Problem statement. Determine how many lines in the data below contain "三候麦秋至" and write only that number.

Supplied material.
=======

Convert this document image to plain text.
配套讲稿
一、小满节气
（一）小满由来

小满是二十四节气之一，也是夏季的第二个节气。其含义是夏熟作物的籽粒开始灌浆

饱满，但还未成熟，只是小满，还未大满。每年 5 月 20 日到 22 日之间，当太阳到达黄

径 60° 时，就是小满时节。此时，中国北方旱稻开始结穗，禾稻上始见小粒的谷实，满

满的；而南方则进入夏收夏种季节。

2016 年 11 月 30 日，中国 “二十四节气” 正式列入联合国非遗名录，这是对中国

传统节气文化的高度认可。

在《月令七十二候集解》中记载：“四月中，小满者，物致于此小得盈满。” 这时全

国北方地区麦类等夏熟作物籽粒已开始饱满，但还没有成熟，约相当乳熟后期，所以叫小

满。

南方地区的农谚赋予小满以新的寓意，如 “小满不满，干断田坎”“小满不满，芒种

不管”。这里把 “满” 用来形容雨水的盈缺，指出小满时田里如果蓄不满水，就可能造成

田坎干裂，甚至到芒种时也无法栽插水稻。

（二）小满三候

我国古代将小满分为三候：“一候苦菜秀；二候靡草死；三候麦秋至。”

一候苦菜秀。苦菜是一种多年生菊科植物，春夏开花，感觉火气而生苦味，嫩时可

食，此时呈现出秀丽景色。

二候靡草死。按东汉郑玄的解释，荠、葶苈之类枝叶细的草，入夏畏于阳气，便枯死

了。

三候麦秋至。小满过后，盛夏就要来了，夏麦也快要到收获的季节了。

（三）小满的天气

=======

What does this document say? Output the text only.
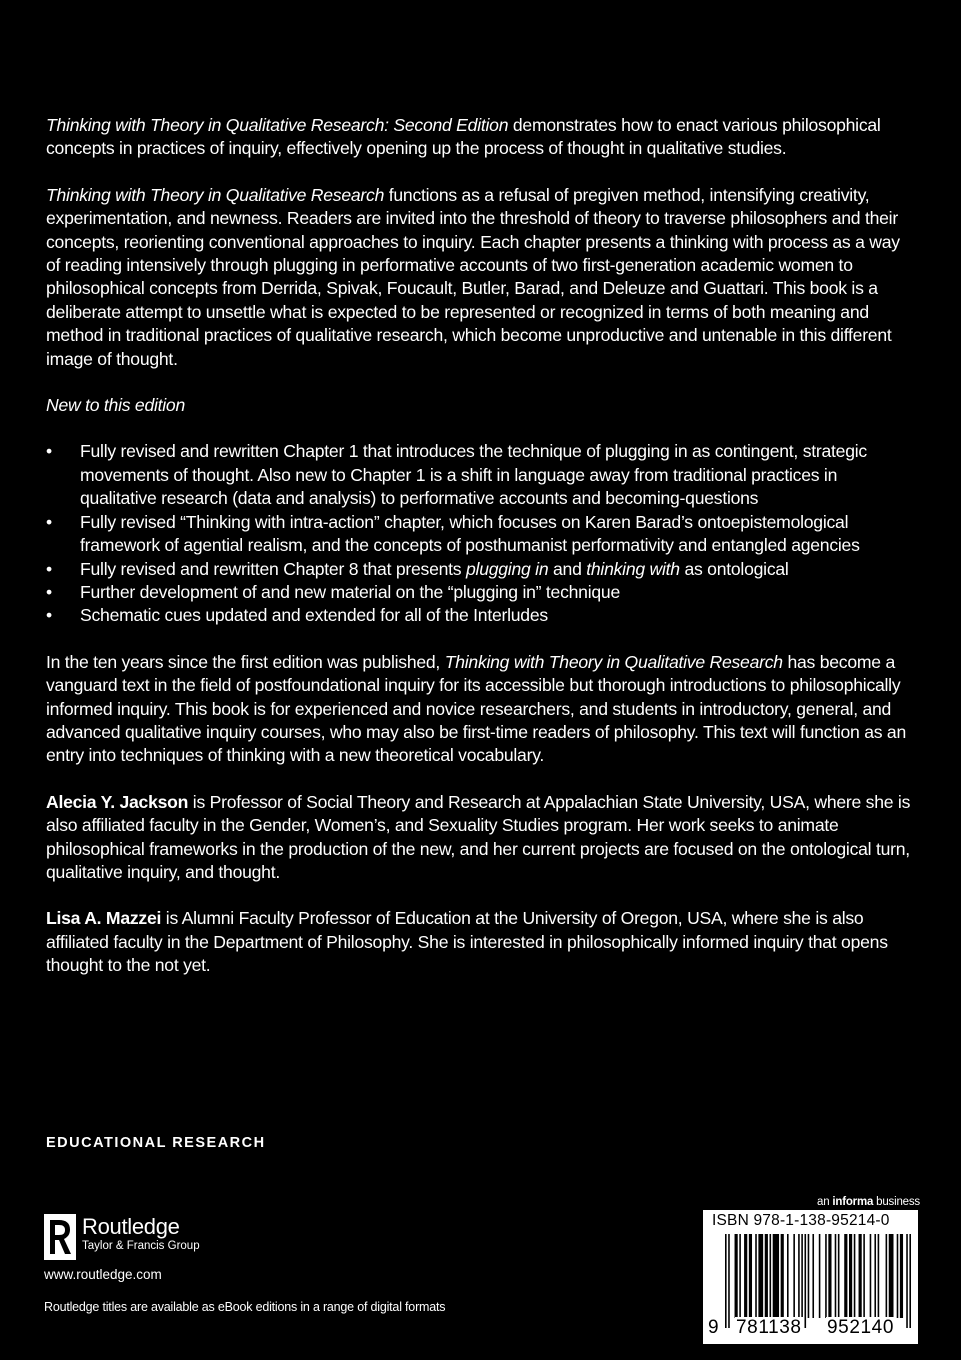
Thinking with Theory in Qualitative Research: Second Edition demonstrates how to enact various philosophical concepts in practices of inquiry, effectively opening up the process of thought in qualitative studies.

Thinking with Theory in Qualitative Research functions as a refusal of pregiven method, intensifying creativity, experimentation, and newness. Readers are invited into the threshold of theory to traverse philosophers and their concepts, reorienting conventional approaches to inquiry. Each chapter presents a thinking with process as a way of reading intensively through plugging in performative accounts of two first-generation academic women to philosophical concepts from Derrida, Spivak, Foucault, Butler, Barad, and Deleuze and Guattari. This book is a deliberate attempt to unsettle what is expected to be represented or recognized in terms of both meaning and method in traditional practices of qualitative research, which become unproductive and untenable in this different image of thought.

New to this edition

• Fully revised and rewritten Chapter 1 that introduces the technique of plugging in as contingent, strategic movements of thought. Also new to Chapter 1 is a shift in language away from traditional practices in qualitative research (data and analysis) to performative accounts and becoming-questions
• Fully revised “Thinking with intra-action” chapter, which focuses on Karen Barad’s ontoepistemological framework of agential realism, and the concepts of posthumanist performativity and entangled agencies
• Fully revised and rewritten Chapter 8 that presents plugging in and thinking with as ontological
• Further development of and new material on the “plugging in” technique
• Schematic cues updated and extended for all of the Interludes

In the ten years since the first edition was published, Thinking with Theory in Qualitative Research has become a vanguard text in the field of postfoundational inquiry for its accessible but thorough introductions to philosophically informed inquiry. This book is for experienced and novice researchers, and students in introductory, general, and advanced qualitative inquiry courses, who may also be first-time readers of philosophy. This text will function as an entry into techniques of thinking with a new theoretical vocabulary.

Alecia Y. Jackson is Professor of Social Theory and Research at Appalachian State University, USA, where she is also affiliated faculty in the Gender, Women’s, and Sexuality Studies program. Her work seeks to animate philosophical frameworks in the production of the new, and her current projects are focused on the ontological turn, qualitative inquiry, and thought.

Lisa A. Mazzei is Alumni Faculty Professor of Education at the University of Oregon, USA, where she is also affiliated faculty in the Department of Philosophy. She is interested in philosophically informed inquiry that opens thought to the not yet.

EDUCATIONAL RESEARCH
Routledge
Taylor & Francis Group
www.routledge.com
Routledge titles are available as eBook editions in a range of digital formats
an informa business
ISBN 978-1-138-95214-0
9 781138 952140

=======

Result for this task. 2